WHAT IS ASKED:
Tally each line where the word "irregular" occurs, then give only the total.
-------- DATASET --------
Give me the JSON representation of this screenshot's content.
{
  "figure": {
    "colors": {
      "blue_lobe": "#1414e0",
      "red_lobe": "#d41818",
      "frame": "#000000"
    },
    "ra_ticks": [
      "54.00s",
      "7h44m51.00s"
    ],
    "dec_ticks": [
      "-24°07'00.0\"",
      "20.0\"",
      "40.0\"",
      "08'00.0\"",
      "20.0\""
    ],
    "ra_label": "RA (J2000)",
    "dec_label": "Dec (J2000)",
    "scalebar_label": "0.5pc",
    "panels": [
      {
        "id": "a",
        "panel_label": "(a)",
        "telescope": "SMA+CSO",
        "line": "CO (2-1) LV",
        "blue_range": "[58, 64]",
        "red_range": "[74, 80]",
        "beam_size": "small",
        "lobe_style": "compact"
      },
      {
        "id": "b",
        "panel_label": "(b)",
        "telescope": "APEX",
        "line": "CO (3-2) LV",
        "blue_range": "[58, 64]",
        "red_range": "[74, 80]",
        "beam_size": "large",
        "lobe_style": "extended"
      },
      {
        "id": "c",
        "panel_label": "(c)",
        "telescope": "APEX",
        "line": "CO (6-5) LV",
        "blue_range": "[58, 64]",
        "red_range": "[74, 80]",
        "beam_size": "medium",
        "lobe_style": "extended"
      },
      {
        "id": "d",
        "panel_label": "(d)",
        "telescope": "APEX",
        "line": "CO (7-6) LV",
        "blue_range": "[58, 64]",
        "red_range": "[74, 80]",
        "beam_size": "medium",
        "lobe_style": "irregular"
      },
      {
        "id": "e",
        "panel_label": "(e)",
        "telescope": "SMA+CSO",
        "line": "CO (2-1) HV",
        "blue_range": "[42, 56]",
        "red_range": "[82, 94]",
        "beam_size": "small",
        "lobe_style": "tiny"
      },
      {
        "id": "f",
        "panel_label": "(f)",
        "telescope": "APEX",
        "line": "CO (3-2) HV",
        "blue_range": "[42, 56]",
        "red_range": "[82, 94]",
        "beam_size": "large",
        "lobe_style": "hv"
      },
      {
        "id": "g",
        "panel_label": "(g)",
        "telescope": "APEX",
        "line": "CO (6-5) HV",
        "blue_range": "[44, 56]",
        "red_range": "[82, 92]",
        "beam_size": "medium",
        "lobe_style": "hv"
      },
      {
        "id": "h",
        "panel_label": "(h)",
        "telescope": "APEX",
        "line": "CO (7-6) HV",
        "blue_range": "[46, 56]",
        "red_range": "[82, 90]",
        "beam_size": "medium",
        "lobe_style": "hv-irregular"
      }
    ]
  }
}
--------
THE REPLY:
2